(Saved data entries)
○ ○ ○ ○ ○ ○ ○
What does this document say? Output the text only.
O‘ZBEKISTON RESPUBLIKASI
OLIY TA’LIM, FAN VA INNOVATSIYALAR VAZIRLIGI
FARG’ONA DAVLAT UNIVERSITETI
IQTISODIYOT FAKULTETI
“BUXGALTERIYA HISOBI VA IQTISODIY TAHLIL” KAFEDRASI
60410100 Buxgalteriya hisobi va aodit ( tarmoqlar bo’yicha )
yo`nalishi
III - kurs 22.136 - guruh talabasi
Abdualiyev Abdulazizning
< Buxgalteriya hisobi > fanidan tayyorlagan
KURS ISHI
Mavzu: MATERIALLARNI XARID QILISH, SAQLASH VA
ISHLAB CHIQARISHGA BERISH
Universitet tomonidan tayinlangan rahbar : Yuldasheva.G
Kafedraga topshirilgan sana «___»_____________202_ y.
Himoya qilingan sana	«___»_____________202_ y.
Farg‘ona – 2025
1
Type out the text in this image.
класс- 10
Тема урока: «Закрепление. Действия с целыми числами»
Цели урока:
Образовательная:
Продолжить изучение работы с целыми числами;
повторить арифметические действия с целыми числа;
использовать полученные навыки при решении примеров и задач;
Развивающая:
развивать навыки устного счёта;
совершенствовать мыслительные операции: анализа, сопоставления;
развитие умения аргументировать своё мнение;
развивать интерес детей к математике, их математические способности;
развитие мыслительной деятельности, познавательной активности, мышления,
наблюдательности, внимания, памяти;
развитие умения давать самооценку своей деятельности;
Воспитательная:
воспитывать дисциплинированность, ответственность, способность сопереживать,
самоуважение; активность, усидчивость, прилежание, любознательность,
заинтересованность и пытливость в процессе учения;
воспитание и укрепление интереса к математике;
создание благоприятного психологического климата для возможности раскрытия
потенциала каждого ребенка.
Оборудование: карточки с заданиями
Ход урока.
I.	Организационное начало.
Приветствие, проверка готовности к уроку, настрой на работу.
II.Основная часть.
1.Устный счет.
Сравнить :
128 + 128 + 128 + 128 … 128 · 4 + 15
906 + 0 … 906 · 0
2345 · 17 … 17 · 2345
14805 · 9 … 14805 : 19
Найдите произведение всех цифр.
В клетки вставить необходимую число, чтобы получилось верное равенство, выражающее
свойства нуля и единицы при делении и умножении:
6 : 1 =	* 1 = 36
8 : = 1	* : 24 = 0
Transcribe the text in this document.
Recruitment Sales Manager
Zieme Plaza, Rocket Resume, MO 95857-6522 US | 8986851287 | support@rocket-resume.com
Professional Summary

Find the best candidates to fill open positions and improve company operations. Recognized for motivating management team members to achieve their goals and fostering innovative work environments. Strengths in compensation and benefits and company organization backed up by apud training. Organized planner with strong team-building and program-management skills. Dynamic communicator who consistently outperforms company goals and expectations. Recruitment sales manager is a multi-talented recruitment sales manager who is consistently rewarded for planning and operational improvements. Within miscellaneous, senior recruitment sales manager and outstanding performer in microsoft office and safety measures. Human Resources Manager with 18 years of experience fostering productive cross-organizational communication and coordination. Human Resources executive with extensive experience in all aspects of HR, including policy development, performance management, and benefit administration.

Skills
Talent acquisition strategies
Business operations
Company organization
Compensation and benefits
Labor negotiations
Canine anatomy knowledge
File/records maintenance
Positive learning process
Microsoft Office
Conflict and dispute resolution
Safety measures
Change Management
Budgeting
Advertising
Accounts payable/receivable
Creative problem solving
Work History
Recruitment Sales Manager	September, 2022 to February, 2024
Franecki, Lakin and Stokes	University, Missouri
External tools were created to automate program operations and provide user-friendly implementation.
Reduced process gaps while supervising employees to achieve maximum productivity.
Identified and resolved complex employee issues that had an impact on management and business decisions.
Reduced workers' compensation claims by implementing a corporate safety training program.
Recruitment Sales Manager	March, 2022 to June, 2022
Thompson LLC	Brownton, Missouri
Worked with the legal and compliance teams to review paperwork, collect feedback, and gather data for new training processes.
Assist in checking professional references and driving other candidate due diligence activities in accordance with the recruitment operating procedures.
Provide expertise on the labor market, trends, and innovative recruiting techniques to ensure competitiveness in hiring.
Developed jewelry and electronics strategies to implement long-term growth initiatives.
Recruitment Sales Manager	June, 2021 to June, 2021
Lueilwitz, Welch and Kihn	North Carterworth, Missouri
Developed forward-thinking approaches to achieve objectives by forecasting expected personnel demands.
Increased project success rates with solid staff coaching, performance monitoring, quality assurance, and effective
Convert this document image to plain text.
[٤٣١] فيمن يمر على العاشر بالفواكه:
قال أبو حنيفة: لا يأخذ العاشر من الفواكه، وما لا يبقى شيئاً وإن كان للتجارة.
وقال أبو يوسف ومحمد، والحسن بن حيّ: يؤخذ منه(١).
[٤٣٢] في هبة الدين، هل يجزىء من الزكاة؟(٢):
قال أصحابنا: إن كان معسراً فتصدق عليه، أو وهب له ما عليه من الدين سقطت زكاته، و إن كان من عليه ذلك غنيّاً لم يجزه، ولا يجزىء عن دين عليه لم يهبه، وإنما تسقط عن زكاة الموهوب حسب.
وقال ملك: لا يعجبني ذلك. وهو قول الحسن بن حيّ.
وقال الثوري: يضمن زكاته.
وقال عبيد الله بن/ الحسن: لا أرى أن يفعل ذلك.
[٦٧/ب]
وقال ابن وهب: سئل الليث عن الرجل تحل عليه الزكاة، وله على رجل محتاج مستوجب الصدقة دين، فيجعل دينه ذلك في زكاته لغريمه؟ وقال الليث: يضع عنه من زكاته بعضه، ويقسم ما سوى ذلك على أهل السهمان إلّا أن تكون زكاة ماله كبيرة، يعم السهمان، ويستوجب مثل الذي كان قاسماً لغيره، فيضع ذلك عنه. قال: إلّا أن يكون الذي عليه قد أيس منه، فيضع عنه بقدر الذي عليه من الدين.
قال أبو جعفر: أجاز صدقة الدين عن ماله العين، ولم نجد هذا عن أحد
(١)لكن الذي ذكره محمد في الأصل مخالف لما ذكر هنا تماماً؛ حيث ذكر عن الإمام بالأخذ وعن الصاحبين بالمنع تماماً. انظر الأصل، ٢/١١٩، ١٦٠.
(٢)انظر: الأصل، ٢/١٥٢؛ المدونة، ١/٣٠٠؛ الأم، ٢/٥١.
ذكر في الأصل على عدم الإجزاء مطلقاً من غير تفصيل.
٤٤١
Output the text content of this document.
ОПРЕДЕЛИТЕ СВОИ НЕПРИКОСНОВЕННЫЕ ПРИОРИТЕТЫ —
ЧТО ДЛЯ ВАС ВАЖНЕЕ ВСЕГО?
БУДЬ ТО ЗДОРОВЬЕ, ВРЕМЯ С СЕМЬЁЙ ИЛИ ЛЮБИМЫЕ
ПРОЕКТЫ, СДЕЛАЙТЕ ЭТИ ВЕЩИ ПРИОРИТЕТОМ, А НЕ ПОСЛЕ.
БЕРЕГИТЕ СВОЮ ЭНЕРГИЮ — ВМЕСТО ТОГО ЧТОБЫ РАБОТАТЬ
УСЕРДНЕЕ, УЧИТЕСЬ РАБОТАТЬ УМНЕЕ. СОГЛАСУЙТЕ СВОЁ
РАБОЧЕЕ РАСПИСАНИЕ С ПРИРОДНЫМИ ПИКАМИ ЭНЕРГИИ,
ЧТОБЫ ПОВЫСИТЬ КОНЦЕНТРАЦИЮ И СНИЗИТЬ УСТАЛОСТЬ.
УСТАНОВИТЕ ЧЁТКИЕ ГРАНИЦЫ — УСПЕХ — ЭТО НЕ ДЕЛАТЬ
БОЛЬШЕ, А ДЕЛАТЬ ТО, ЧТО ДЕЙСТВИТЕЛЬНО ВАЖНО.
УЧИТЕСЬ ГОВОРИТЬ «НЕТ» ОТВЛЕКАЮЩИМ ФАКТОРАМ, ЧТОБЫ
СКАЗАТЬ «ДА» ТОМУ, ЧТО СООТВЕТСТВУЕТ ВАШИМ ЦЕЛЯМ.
○ ○ ○ ○ ○ ○ ○
▸ SET TASK:
Where a line in the entries holds the word "деятельности", copy that line.

▸ RESPONSE:
развитие мыслительной деятельности, познавательной активности, мышления,
развитие умения давать самооценку своей деятельности;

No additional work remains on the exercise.